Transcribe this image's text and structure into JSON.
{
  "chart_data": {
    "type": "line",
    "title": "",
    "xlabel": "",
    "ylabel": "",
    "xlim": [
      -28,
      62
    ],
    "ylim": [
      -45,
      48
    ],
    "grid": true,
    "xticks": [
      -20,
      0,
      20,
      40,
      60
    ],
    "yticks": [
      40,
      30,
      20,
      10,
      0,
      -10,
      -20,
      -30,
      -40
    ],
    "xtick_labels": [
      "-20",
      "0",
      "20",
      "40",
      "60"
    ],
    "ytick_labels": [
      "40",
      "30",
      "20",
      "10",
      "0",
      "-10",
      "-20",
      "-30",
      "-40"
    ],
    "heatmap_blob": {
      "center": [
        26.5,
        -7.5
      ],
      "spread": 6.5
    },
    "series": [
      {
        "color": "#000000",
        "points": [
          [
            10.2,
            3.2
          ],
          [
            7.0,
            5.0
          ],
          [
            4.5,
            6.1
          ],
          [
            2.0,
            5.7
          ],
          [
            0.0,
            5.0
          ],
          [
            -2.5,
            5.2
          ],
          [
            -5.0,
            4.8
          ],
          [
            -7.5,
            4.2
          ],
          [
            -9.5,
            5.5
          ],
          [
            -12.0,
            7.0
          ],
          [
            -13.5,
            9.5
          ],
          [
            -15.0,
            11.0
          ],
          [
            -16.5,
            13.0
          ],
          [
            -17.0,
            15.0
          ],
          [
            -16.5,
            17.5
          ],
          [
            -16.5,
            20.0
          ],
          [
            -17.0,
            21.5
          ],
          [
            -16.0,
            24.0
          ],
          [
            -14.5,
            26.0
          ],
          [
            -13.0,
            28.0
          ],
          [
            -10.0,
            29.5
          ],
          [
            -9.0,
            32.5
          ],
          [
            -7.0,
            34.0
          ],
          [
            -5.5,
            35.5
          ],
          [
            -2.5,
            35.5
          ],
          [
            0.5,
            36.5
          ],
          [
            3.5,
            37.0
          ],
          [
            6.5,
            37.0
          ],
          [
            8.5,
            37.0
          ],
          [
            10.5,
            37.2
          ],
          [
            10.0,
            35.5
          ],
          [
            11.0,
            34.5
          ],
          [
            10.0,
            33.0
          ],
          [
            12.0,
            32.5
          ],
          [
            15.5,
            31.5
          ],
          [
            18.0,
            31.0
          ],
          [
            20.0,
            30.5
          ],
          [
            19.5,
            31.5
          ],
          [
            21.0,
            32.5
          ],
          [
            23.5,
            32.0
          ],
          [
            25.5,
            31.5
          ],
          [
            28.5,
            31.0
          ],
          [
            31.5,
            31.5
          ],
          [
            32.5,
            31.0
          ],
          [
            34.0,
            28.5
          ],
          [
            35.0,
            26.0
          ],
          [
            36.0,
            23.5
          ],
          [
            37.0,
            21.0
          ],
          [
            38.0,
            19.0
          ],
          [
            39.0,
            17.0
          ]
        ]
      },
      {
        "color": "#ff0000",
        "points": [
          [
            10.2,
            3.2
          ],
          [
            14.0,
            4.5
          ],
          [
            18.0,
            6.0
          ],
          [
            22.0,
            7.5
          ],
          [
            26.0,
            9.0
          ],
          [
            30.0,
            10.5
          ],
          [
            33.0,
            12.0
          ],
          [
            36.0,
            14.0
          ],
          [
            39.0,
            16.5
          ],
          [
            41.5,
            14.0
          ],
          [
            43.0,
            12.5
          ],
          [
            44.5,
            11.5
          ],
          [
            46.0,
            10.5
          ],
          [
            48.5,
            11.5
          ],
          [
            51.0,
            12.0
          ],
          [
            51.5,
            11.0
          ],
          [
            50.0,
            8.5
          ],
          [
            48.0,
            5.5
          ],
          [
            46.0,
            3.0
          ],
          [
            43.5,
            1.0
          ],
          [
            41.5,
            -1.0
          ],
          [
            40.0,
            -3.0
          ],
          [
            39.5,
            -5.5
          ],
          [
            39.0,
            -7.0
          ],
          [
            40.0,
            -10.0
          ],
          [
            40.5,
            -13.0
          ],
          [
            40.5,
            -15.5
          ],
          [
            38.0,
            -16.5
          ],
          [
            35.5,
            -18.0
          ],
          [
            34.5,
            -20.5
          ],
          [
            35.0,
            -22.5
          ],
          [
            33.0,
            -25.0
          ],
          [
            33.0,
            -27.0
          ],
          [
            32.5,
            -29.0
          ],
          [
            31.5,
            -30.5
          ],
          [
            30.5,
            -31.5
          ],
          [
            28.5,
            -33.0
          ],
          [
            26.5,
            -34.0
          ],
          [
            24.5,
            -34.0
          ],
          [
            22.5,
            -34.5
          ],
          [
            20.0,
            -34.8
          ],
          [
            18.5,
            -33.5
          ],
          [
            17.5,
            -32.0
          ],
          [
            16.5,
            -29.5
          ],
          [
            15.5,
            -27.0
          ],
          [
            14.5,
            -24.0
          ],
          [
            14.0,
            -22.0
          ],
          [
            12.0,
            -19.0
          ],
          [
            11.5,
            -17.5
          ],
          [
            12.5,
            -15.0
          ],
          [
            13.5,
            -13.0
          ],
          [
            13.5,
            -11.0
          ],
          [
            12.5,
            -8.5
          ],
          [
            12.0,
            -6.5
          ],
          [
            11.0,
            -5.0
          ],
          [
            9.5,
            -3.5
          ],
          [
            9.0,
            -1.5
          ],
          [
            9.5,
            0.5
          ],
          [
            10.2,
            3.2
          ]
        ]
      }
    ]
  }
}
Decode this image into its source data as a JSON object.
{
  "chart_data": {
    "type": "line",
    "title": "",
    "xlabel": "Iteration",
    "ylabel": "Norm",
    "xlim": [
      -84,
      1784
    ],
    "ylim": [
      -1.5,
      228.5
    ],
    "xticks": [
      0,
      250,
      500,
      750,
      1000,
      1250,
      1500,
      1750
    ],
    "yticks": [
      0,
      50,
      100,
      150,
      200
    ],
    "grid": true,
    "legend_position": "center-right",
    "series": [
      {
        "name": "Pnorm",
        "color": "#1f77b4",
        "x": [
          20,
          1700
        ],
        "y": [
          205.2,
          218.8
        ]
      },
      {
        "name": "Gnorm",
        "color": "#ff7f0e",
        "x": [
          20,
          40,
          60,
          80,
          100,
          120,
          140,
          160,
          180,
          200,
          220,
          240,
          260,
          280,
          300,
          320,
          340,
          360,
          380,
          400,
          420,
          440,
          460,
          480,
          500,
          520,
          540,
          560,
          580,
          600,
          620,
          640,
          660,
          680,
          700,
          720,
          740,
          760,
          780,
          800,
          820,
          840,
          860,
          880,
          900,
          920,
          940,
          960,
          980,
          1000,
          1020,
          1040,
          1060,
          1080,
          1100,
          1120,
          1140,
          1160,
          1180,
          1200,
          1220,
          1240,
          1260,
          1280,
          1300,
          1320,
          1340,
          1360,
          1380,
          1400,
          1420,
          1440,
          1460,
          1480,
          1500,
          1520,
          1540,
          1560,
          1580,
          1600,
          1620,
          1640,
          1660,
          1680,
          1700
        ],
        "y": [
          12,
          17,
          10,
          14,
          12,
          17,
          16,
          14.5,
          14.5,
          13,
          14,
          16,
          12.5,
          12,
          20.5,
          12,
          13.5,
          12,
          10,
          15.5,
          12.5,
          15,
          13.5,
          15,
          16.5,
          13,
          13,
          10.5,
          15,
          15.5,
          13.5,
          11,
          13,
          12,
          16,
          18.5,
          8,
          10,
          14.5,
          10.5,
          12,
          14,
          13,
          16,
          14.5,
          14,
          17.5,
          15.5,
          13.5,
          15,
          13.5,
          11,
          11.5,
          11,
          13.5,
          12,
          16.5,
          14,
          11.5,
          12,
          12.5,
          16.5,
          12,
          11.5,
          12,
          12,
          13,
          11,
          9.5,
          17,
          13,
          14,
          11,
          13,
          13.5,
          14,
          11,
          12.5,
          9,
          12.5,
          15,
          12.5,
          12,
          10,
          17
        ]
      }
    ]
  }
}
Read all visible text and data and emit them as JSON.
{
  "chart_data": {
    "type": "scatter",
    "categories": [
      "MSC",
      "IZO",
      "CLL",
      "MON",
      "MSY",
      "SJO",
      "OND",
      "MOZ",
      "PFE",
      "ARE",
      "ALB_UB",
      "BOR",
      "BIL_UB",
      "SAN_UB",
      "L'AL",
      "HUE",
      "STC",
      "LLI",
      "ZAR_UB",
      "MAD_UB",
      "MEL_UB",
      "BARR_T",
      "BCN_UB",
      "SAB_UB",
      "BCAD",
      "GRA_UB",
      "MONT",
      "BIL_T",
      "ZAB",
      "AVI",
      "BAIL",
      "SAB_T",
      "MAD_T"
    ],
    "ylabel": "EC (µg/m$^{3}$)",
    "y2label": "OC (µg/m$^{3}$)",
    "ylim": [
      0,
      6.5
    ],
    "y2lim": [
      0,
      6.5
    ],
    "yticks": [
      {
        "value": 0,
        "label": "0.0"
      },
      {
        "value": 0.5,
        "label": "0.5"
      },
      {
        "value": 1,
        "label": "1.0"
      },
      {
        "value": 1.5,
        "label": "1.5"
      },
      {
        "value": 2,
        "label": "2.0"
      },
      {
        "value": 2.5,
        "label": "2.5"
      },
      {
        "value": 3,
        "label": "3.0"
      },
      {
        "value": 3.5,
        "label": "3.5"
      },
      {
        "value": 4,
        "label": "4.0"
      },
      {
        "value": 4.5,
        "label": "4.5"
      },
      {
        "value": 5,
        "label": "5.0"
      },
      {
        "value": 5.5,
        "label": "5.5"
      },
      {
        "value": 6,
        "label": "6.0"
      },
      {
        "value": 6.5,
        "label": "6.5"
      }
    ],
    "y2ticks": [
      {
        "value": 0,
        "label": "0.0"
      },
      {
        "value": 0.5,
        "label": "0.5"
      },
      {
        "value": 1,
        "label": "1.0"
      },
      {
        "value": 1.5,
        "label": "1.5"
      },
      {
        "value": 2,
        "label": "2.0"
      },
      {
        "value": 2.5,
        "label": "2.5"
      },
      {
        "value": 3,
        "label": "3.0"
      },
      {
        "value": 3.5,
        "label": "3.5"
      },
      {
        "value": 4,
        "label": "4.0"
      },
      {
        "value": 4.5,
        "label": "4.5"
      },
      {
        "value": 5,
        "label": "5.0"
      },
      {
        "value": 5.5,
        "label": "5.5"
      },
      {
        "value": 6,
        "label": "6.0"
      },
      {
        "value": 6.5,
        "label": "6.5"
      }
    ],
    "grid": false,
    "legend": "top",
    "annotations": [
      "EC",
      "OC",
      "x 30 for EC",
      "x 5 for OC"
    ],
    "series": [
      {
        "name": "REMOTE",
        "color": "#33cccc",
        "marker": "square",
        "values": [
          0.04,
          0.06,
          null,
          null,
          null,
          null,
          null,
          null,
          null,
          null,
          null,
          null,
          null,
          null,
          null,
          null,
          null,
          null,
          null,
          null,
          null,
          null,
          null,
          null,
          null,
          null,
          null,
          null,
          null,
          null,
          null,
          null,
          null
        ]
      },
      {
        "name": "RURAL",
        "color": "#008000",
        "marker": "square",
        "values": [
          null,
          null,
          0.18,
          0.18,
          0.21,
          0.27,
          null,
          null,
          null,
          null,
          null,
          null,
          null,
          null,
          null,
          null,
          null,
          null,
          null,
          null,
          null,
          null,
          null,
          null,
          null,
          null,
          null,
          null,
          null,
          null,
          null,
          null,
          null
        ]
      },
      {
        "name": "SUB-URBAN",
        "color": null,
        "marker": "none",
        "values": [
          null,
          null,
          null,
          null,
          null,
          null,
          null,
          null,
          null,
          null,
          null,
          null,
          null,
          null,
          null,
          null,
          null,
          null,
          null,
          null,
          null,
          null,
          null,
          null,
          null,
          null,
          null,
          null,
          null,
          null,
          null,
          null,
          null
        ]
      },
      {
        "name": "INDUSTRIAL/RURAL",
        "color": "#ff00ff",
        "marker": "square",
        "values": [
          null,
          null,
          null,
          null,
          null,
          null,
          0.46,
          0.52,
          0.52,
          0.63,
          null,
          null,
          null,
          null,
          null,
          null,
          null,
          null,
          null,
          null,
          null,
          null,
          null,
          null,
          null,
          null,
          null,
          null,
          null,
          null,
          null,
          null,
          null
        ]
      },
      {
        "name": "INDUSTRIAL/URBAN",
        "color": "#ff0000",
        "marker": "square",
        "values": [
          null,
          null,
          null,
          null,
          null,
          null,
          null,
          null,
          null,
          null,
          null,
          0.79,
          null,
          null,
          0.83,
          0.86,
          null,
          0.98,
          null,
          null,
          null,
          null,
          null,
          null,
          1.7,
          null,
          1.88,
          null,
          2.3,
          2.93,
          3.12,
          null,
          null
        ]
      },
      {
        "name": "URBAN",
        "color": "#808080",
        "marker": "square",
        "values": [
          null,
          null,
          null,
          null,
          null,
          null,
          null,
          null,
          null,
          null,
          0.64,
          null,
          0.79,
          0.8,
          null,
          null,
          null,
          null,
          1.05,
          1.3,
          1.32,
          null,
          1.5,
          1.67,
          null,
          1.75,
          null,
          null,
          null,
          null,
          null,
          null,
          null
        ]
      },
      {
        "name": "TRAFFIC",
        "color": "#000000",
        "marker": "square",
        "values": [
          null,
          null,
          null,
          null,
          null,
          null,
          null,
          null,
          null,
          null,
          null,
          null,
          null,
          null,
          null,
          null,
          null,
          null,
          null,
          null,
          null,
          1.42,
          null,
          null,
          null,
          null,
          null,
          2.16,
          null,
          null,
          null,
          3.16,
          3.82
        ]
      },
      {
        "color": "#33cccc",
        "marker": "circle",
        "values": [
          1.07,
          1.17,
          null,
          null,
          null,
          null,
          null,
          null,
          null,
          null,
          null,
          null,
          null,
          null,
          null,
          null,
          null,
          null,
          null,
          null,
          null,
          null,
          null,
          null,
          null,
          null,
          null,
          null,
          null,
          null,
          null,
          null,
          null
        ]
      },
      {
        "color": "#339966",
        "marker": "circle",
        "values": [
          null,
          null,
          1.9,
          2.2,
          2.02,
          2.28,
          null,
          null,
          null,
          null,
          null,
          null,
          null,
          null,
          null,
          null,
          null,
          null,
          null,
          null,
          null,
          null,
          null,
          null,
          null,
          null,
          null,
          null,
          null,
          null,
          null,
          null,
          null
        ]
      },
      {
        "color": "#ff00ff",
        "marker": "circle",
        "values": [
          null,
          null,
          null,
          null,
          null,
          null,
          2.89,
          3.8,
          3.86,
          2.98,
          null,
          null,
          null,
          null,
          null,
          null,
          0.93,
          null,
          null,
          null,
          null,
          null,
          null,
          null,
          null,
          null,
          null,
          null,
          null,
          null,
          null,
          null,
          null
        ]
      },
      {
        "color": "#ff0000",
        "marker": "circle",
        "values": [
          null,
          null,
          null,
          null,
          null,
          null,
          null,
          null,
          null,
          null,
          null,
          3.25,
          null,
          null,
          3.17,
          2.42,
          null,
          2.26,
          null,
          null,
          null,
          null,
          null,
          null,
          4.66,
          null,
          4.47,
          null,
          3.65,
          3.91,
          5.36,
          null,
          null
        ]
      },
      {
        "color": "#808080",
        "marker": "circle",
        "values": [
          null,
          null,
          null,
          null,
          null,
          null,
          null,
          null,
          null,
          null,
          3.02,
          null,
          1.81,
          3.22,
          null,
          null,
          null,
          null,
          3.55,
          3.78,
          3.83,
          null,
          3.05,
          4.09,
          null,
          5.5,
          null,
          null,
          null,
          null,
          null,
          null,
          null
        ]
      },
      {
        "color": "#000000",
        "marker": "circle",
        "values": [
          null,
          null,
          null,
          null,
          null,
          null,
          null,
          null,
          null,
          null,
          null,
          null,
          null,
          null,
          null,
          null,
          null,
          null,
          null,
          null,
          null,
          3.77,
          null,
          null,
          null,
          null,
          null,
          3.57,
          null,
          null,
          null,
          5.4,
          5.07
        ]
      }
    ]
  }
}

* * * *

◆ Goal: Gather all lines of the records that include the word "into".

◆ Exercise result:
Transcribe this image's text and structure into JSON.
Decode this image into its source data as a JSON object.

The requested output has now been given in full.